Stored data
========================================

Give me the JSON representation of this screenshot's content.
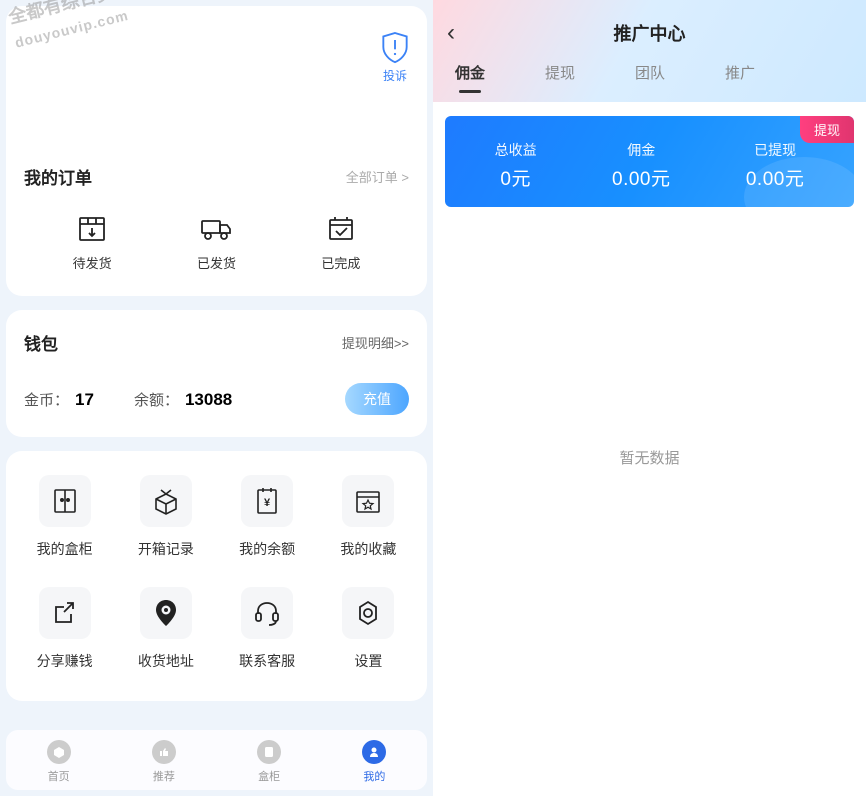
{
  "left": {
    "complaint": "投诉",
    "orders": {
      "title": "我的订单",
      "all": "全部订单 >",
      "items": [
        {
          "label": "待发货"
        },
        {
          "label": "已发货"
        },
        {
          "label": "已完成"
        }
      ]
    },
    "wallet": {
      "title": "钱包",
      "detail_link": "提现明细>>",
      "coin_label": "金币：",
      "coin_value": "17",
      "balance_label": "余额：",
      "balance_value": "13088",
      "recharge": "充值"
    },
    "grid": [
      {
        "label": "我的盒柜"
      },
      {
        "label": "开箱记录"
      },
      {
        "label": "我的余额"
      },
      {
        "label": "我的收藏"
      },
      {
        "label": "分享赚钱"
      },
      {
        "label": "收货地址"
      },
      {
        "label": "联系客服"
      },
      {
        "label": "设置"
      }
    ],
    "tabs": [
      {
        "label": "首页"
      },
      {
        "label": "推荐"
      },
      {
        "label": "盒柜"
      },
      {
        "label": "我的"
      }
    ],
    "watermark_line1": "全都有综合资源网",
    "watermark_line2": "douyouvip.com"
  },
  "right": {
    "header_title": "推广中心",
    "tabs": [
      {
        "label": "佣金"
      },
      {
        "label": "提现"
      },
      {
        "label": "团队"
      },
      {
        "label": "推广"
      }
    ],
    "banner": {
      "withdraw": "提现",
      "items": [
        {
          "label": "总收益",
          "value": "0元"
        },
        {
          "label": "佣金",
          "value": "0.00元"
        },
        {
          "label": "已提现",
          "value": "0.00元"
        }
      ]
    },
    "empty": "暂无数据"
  }
}
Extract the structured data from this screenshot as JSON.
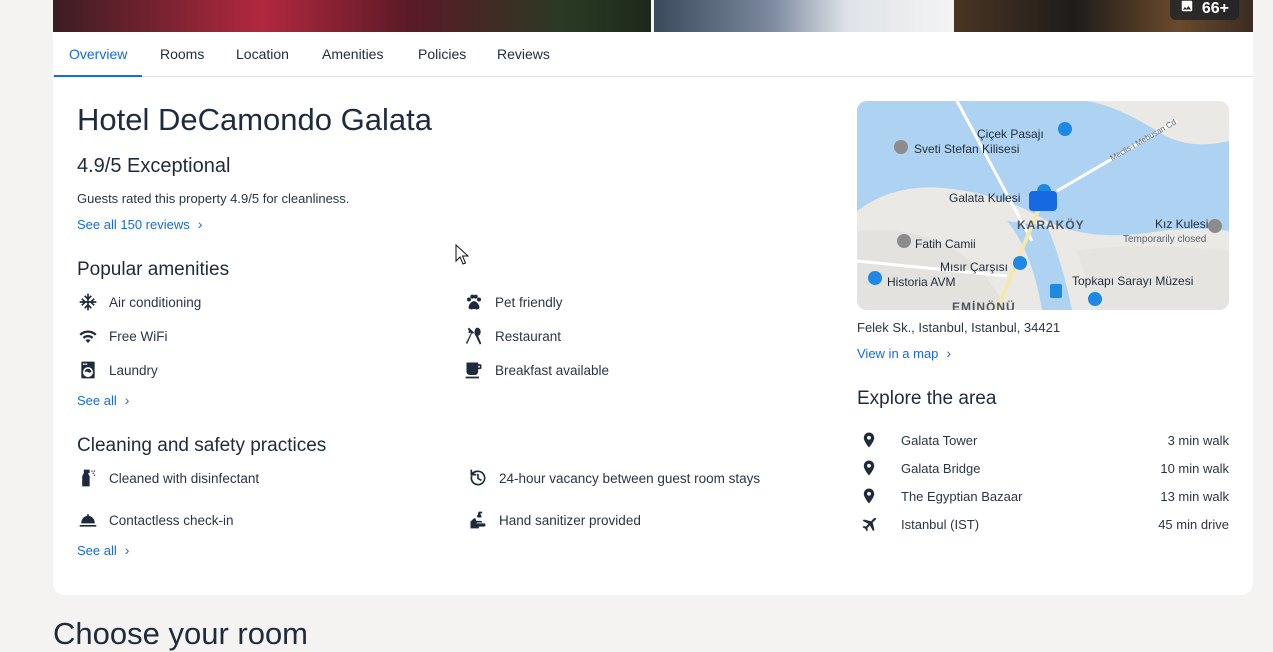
{
  "gallery": {
    "photo_count": "66+",
    "icon": "image-icon"
  },
  "tabs": [
    {
      "label": "Overview",
      "active": true
    },
    {
      "label": "Rooms"
    },
    {
      "label": "Location"
    },
    {
      "label": "Amenities"
    },
    {
      "label": "Policies"
    },
    {
      "label": "Reviews"
    }
  ],
  "hotel": {
    "name": "Hotel DeCamondo Galata",
    "rating": "4.9/5 Exceptional",
    "cleanliness_note": "Guests rated this property 4.9/5 for cleanliness.",
    "reviews_link": "See all 150 reviews"
  },
  "amenities": {
    "title": "Popular amenities",
    "items": [
      {
        "label": "Air conditioning",
        "icon": "snowflake-icon"
      },
      {
        "label": "Pet friendly",
        "icon": "paw-icon"
      },
      {
        "label": "Free WiFi",
        "icon": "wifi-icon"
      },
      {
        "label": "Restaurant",
        "icon": "utensils-icon"
      },
      {
        "label": "Laundry",
        "icon": "washing-machine-icon"
      },
      {
        "label": "Breakfast available",
        "icon": "coffee-cup-icon"
      }
    ],
    "see_all": "See all"
  },
  "cleaning": {
    "title": "Cleaning and safety practices",
    "items": [
      {
        "label": "Cleaned with disinfectant",
        "icon": "spray-bottle-icon"
      },
      {
        "label": "24-hour vacancy between guest room stays",
        "icon": "clock-refresh-icon"
      },
      {
        "label": "Contactless check-in",
        "icon": "service-bell-icon"
      },
      {
        "label": "Hand sanitizer provided",
        "icon": "hand-sanitizer-icon"
      }
    ],
    "see_all": "See all"
  },
  "map": {
    "labels": {
      "cicek": "Çiçek Pasajı",
      "sveti": "Sveti Stefan Kilisesi",
      "galata": "Galata Kulesi",
      "karakoy": "KARAKÖY",
      "kiz": "Kız Kulesi",
      "kiz_status": "Temporarily closed",
      "fatih": "Fatih Camii",
      "misir": "Mısır Çarşısı",
      "historia": "Historia AVM",
      "topkapi": "Topkapı Sarayı Müzesi",
      "eminonu": "EMİNÖNÜ",
      "street": "Meclis-i Mebusan Cd"
    },
    "address": "Felek Sk., Istanbul, Istanbul, 34421",
    "view_link": "View in a map"
  },
  "explore": {
    "title": "Explore the area",
    "places": [
      {
        "name": "Galata Tower",
        "distance": "3 min walk",
        "icon": "map-pin-icon"
      },
      {
        "name": "Galata Bridge",
        "distance": "10 min walk",
        "icon": "map-pin-icon"
      },
      {
        "name": "The Egyptian Bazaar",
        "distance": "13 min walk",
        "icon": "map-pin-icon"
      },
      {
        "name": "Istanbul (IST)",
        "distance": "45 min drive",
        "icon": "airplane-icon"
      }
    ]
  },
  "next_section": {
    "title": "Choose your room"
  }
}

========================================

### Given exercise:
Check every line of the data, and copy the ones that contain "name".

### Solution for this exercise:
    "name": "Hotel DeCamondo Galata",
        "name": "Galata Tower",
        "name": "Galata Bridge",
        "name": "The Egyptian Bazaar",
        "name": "Istanbul (IST)",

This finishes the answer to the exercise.